===== EXERCISE MATERIALS =====

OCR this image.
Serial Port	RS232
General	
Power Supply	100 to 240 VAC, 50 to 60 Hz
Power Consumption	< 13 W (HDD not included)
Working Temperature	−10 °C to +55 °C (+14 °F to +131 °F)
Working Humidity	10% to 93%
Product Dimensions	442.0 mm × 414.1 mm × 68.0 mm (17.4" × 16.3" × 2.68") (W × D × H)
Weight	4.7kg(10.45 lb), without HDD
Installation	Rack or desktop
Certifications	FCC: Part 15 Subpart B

=====

[TASK TO COMPLETE]
Return every entry verbatim.

[EXPECTED ANSWER]
OCR this image.
Serial Port	RS232
General	
Power Supply	100 to 240 VAC, 50 to 60 Hz
Power Consumption	< 13 W (HDD not included)
Working Temperature	−10 °C to +55 °C (+14 °F to +131 °F)
Working Humidity	10% to 93%
Product Dimensions	442.0 mm × 414.1 mm × 68.0 mm (17.4" × 16.3" × 2.68") (W × D × H)
Weight	4.7kg(10.45 lb), without HDD
Installation	Rack or desktop
Certifications	FCC: Part 15 Subpart B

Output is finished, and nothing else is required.